The calculation of the DAGLA CSF/serum antibody-specific index (AI) was performed according to the formula Qspec/QIgG. In case of intrathecal IgG production (QIgG>Qlim), as indicated by the Reiber diagram, the AI was calculated as Qspec/Qlim. The cut-off value for a positive AI was set to values >4 based on the titre scale.19

Indirect immunofluorescence assay

IIFA using slides with a biochip array of brain tissue cryosections combined with recombinant human embryonic kidney (HEK293) cells separately expressing 35 different brain antigens (online supplemental material) was incubated as described previously.20 Additionally, IIFA was performed using recombinant acetone-fixed HEK293 cells expressing DAGLA, DAGLA 1–582, DAGLA 1–157 and empty vector-transfected HEK293 cells as control substrate.

________________

*TASK LIST:*
a - For the passage on DAGLA antibody testing, decide whether each statement below agrees with it, answering yes or no and quoting the deciding words: (i) a positive antibody-specific index required a value above 4; (ii) when intrathecal IgG production was present, the index was calculated as Qspec/QIgG; (iii) the HEK293 cells on the biochip array separately expressed 35 different brain antigens.
b - Proceed with the passage on DAGLA antibody testing, picking up right after its final sentence.

Source data
________________

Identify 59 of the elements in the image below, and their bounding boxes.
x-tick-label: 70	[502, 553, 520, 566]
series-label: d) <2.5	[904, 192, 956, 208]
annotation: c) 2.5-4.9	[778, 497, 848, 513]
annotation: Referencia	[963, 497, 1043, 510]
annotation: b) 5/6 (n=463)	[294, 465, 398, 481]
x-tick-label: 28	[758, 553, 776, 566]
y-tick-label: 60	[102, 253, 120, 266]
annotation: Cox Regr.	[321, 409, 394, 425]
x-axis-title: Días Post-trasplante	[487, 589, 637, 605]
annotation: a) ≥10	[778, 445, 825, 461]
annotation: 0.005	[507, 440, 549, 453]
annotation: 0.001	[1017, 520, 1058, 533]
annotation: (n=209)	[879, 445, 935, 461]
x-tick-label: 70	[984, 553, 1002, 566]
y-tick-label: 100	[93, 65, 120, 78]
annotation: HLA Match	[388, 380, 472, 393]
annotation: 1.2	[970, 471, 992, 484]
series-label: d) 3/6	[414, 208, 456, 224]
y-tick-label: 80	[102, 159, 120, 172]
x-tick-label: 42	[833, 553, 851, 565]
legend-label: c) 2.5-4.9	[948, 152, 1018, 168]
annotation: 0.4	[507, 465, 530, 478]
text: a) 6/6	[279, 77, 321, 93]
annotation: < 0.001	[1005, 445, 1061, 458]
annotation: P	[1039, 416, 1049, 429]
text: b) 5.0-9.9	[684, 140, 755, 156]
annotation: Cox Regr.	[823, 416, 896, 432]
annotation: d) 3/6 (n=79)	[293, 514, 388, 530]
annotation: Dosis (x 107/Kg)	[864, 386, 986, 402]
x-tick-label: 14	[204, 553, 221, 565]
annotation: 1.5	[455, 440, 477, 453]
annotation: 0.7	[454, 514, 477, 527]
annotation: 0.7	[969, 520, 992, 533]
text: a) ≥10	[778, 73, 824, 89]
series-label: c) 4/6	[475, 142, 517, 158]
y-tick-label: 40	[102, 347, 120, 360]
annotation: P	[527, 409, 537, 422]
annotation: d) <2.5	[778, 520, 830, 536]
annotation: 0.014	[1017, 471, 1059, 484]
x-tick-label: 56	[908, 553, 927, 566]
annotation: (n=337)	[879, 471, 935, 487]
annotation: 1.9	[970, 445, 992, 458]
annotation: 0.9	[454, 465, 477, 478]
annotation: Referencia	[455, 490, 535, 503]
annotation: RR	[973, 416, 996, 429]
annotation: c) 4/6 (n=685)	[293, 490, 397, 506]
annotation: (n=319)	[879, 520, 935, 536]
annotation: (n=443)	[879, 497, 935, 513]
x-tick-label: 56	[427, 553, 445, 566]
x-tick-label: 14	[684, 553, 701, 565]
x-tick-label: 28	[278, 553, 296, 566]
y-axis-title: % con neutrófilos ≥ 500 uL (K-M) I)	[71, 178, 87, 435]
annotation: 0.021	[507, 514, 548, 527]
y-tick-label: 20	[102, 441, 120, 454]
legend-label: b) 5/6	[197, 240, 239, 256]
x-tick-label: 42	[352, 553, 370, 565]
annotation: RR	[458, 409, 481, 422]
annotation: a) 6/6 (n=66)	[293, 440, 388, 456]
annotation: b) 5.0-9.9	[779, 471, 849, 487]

________________

*ANSWERS FOR THE EXERCISE:*
a -
(i) Yes: "The cut-off value for a positive AI was set to values >4 based on the titre scale"
(ii) No: "In case of intrathecal IgG production (QIgG>Qlim), as indicated by the Reiber diagram, the AI was calculated as Qspec/Qlim."
(iii) Yes: "recombinant human embryonic kidney (HEK293) cells separately expressing 35 different brain antigens"

b -
Supplemental material

IgG subclass determination was performed with serum of P1–4, HC29, DC1–5, 8, 9, 11, 12, 15, 17 and IgG subclass-specific fluorescein isothiocyanate (FITC)-labelled mouse anti-human IgG (Sigma-Aldrich F0767, F4516, F4641, F9890, final dilution of 1:25).

For colocalisation assay, patient serum was incubated together with a polyclonal rabbit antibody against DAGLA (1:50, Sigma-Aldrich, HPA062497) in the first step, followed by incubation with anti-human IgG-Alexa488 and anti-rabbit IgG-Cy3 (1:400, Dianova).

Immunoprecipitation

The immunoprecipitation was performed with 200 µL tissue homogenate of rat brain or 50 µL DAGLA 1–582-His expressing HEK293 cells (50 million cells/mL) and 30 µL serum or 30 µL CSF in 500 µL solubilisation buffer.20 The supernatants were incubated with Protein G Dynabeads (ThermoFisher Scientific) for 3 hours. Beads were eluted with NuPAGE LDS sample buffer (ThermoFisher Scientific) containing 25 mmol/L dithiothreitol followed by sodium dodecyl sulfate polyacrylamide gel electrophoresis (SDS-PAGE, NuPAGE, ThermoFisher Sc ientific) and Coomassie Brillant Blue (G-250) (Merck) gel staining. Selected protein bands were analysed by mass spectrometry as described in online supplemental material. Alternatively, eluates were used for immunoblotting.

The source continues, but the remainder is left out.